Start of Block

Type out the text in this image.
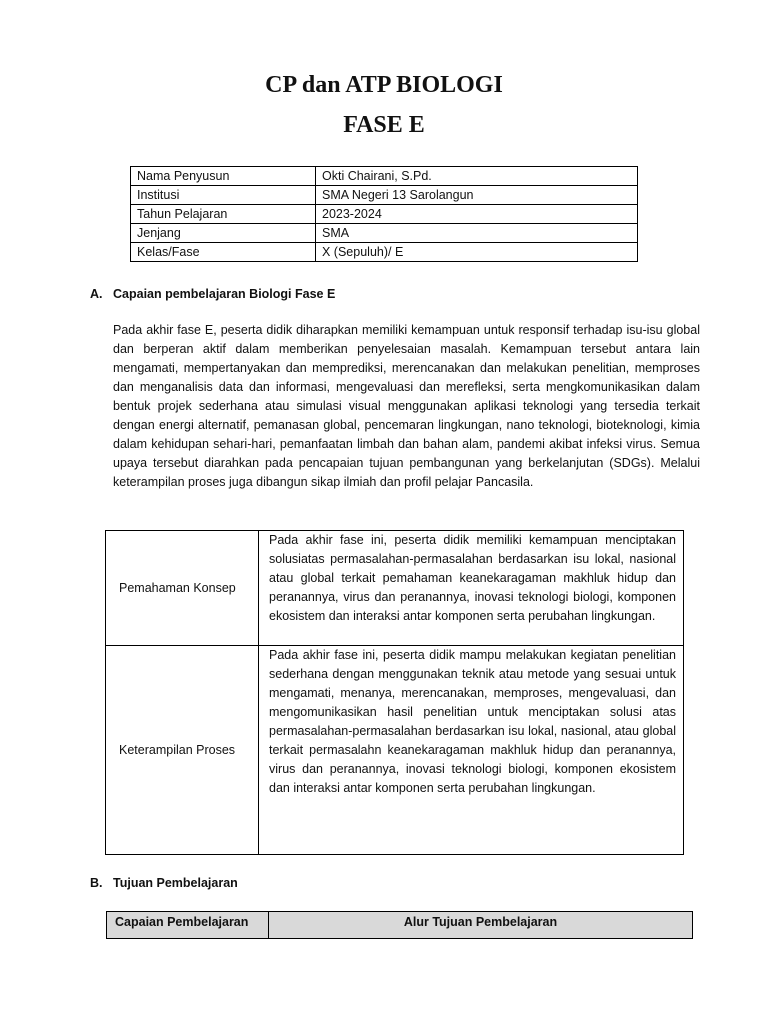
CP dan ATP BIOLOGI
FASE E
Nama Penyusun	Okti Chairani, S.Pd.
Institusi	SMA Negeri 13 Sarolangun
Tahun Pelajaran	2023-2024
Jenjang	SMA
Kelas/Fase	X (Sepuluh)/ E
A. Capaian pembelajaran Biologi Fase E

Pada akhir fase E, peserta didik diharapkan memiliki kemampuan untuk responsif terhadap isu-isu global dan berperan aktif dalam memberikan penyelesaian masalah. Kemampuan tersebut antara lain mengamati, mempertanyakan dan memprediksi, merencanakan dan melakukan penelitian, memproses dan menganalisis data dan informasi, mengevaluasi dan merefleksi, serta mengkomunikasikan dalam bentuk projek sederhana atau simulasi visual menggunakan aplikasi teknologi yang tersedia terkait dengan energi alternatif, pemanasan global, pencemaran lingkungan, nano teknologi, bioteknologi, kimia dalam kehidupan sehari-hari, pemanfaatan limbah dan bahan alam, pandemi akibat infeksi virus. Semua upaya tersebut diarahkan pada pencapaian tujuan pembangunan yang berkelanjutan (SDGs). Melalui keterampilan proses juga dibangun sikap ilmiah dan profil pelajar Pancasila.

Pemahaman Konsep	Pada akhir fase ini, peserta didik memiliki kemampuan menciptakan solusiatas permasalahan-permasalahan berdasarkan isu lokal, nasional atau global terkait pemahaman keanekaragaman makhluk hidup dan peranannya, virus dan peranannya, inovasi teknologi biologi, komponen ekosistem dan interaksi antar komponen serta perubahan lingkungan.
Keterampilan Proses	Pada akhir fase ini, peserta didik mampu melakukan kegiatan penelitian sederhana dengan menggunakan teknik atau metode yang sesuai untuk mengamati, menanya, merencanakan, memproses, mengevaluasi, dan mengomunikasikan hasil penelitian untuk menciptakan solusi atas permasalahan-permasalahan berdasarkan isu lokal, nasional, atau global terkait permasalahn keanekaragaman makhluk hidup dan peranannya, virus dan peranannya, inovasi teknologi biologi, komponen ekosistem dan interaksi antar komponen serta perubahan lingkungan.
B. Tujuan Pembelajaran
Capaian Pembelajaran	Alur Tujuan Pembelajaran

End of Block

▶ [Exercise requirements]:
What lines hold the string "penelitian"? Pick them out of the data.

▶ [Answer space]:
Pada akhir fase E, peserta didik diharapkan memiliki kemampuan untuk responsif terhadap isu-isu global dan berperan aktif dalam memberikan penyelesaian masalah. Kemampuan tersebut antara lain mengamati, mempertanyakan dan memprediksi, merencanakan dan melakukan penelitian, memproses dan menganalisis data dan informasi, mengevaluasi dan merefleksi, serta mengkomunikasikan dalam bentuk projek sederhana atau simulasi visual menggunakan aplikasi teknologi yang tersedia terkait dengan energi alternatif, pemanasan global, pencemaran lingkungan, nano teknologi, bioteknologi, kimia dalam kehidupan sehari-hari, pemanfaatan limbah dan bahan alam, pandemi akibat infeksi virus. Semua upaya tersebut diarahkan pada pencapaian tujuan pembangunan yang berkelanjutan (SDGs). Melalui keterampilan proses juga dibangun sikap ilmiah dan profil pelajar Pancasila.
Keterampilan Proses	Pada akhir fase ini, peserta didik mampu melakukan kegiatan penelitian sederhana dengan menggunakan teknik atau metode yang sesuai untuk mengamati, menanya, merencanakan, memproses, mengevaluasi, dan mengomunikasikan hasil penelitian untuk menciptakan solusi atas permasalahan-permasalahan berdasarkan isu lokal, nasional, atau global terkait permasalahn keanekaragaman makhluk hidup dan peranannya, virus dan peranannya, inovasi teknologi biologi, komponen ekosistem dan interaksi antar komponen serta perubahan lingkungan.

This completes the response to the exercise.